▶ [What to produce]
Filter the entries and keep only the lines where the string "last" appears.

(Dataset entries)
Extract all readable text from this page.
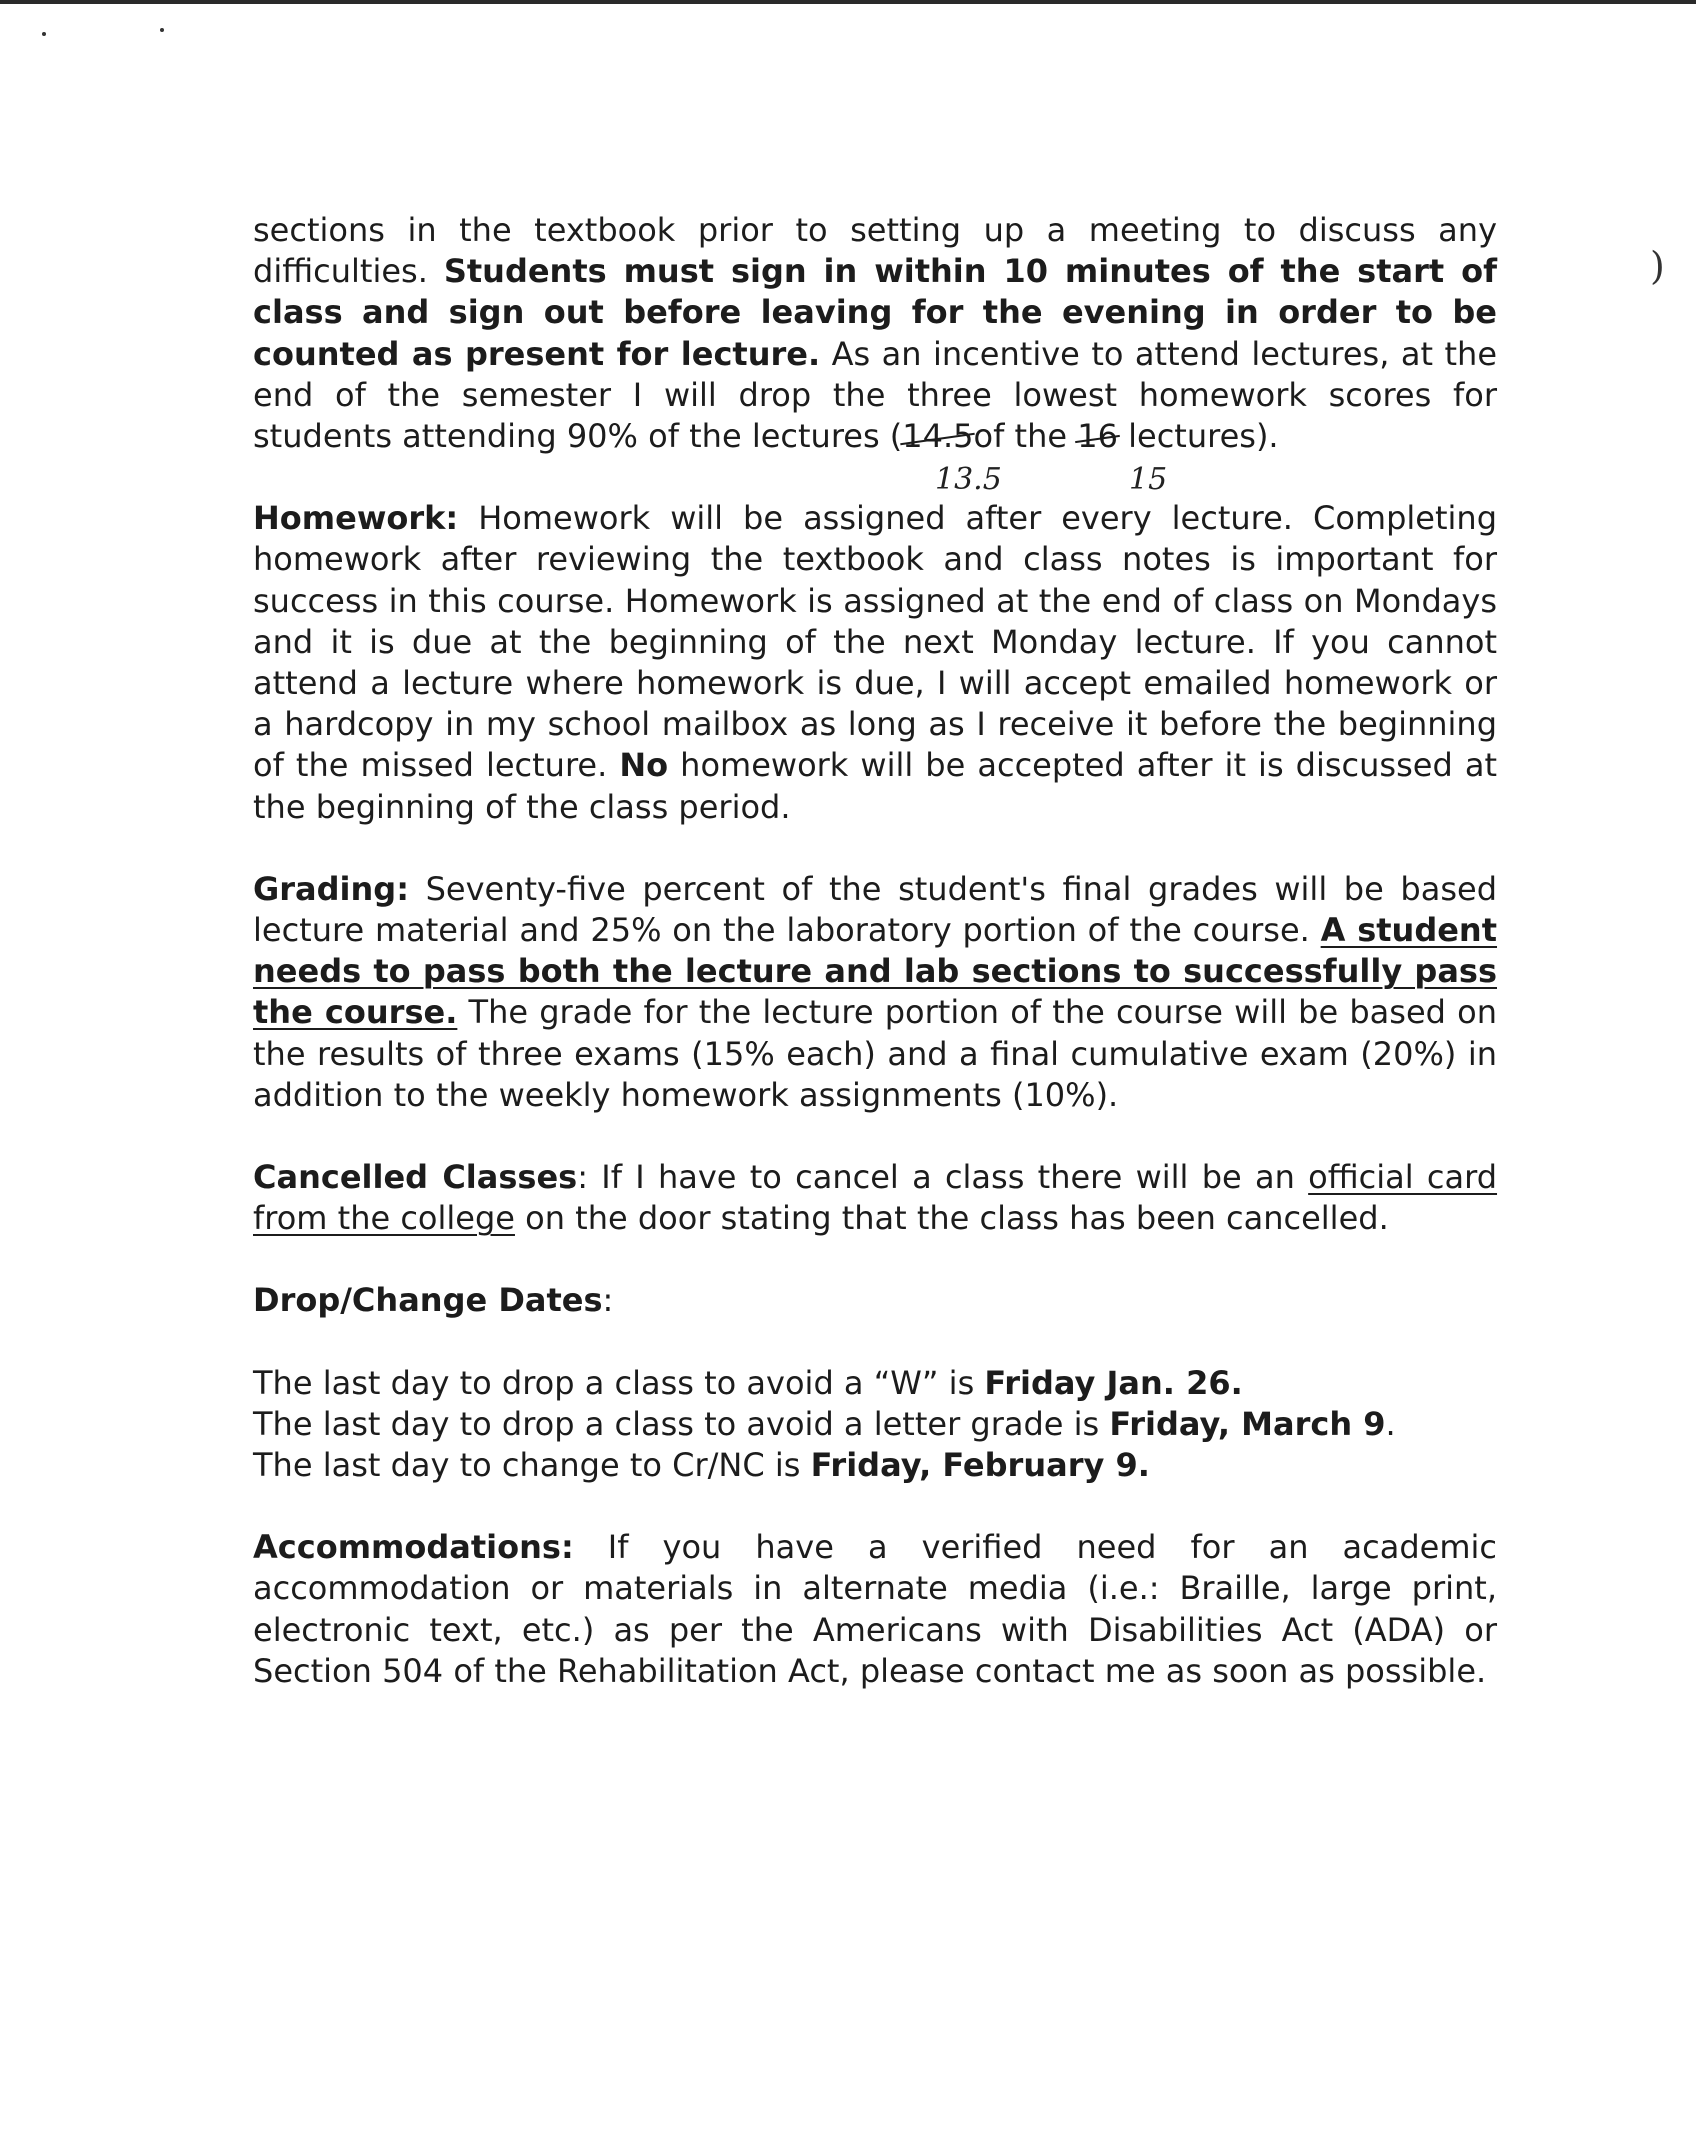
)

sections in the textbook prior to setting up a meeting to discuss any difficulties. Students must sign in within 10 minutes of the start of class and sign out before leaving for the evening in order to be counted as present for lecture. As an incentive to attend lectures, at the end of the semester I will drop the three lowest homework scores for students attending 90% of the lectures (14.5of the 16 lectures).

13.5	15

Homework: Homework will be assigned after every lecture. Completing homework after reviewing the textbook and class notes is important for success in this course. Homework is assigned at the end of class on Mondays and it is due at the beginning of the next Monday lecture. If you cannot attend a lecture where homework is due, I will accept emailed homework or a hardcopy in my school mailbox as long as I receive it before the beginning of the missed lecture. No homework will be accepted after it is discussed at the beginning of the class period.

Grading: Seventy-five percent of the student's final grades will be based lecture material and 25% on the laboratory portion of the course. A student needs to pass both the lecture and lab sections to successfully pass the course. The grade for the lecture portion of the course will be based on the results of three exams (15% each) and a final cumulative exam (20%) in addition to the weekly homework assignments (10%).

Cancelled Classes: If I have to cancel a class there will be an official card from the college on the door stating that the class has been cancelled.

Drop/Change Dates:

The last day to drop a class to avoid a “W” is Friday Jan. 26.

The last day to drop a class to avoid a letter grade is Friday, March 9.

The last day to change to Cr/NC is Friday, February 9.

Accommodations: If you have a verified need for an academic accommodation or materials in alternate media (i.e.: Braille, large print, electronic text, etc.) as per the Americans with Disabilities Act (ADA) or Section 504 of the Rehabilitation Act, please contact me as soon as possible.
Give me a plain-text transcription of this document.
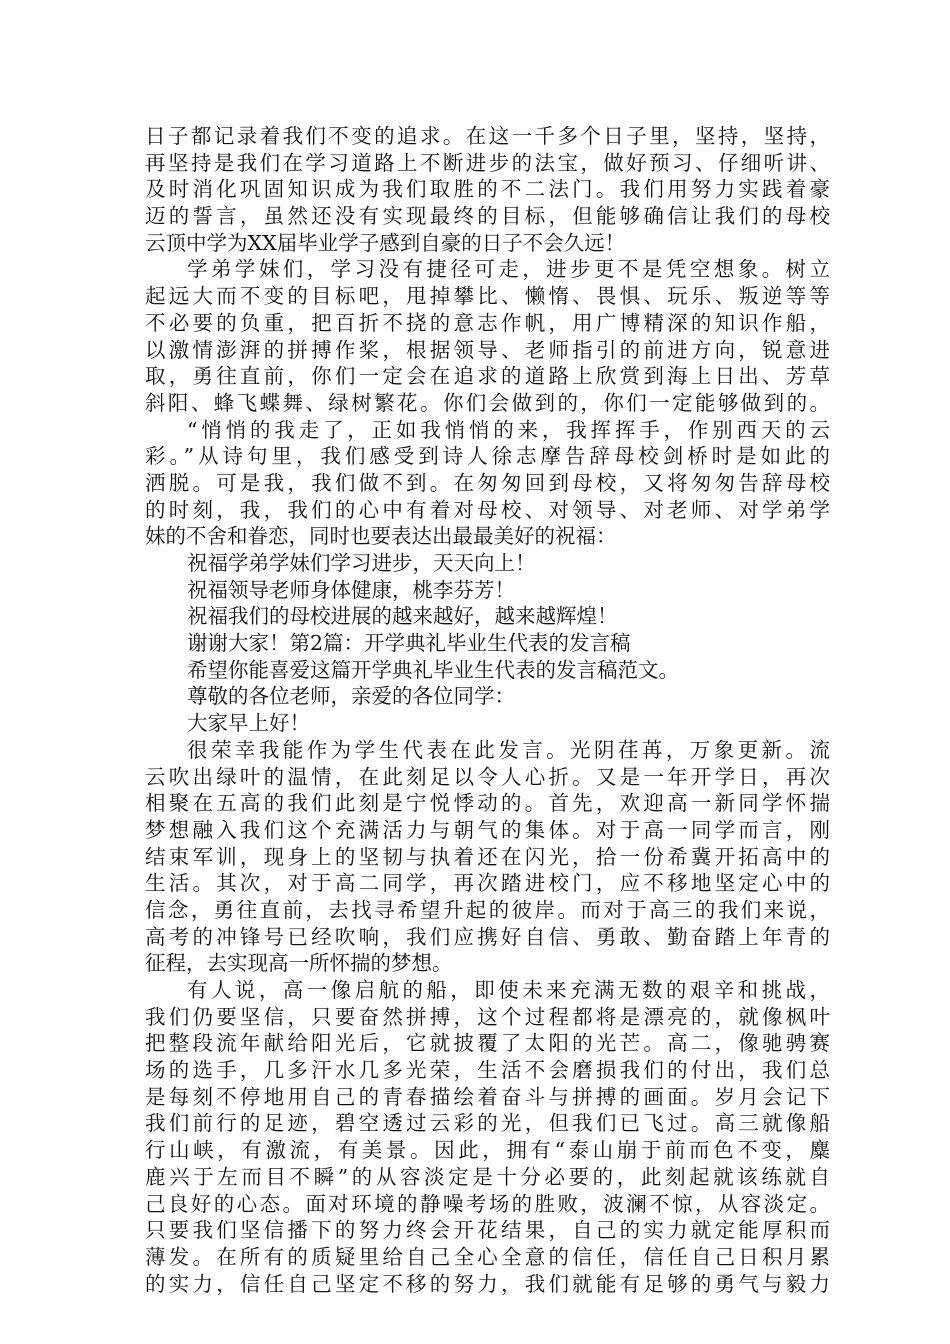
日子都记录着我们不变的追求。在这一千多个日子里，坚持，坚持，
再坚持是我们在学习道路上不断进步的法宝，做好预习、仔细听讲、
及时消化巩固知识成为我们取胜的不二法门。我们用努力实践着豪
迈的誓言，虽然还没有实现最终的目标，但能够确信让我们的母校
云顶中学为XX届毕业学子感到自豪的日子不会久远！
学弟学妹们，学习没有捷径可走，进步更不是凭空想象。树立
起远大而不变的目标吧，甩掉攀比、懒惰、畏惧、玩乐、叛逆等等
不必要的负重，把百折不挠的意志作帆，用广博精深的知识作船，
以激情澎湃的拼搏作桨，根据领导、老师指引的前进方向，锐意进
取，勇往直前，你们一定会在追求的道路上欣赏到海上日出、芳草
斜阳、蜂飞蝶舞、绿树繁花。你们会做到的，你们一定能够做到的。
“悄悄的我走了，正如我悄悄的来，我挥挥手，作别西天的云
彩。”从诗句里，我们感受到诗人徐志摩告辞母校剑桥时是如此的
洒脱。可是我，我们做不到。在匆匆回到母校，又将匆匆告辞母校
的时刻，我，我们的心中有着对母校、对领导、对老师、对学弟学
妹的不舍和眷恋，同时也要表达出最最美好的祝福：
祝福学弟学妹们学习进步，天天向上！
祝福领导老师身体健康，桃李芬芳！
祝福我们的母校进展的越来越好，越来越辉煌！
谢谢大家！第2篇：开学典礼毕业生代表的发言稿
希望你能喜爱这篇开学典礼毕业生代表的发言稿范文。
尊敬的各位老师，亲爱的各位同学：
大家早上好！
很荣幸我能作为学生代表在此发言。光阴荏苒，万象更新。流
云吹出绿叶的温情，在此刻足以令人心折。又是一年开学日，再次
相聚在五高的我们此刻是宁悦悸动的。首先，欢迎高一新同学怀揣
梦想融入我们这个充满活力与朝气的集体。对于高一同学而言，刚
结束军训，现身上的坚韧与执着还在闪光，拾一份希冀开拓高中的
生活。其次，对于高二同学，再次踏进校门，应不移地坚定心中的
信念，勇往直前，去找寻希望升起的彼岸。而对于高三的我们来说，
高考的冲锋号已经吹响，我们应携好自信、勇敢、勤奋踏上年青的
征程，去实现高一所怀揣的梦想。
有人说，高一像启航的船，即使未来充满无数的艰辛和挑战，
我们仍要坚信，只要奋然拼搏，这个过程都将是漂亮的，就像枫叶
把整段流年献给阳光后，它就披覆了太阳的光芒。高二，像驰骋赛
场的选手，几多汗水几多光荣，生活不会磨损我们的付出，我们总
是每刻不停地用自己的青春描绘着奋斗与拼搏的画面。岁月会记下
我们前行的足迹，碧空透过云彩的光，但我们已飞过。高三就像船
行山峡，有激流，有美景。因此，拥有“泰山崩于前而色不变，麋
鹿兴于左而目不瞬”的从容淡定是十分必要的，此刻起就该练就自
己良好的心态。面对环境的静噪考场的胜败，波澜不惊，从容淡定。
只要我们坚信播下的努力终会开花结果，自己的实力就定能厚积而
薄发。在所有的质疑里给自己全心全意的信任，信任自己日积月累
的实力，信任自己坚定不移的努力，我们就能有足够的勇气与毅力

▶ [Solution below]
The last day to drop a class to avoid a “W” is Friday Jan. 26.
The last day to drop a class to avoid a letter grade is Friday, March 9.
The last day to change to Cr/NC is Friday, February 9.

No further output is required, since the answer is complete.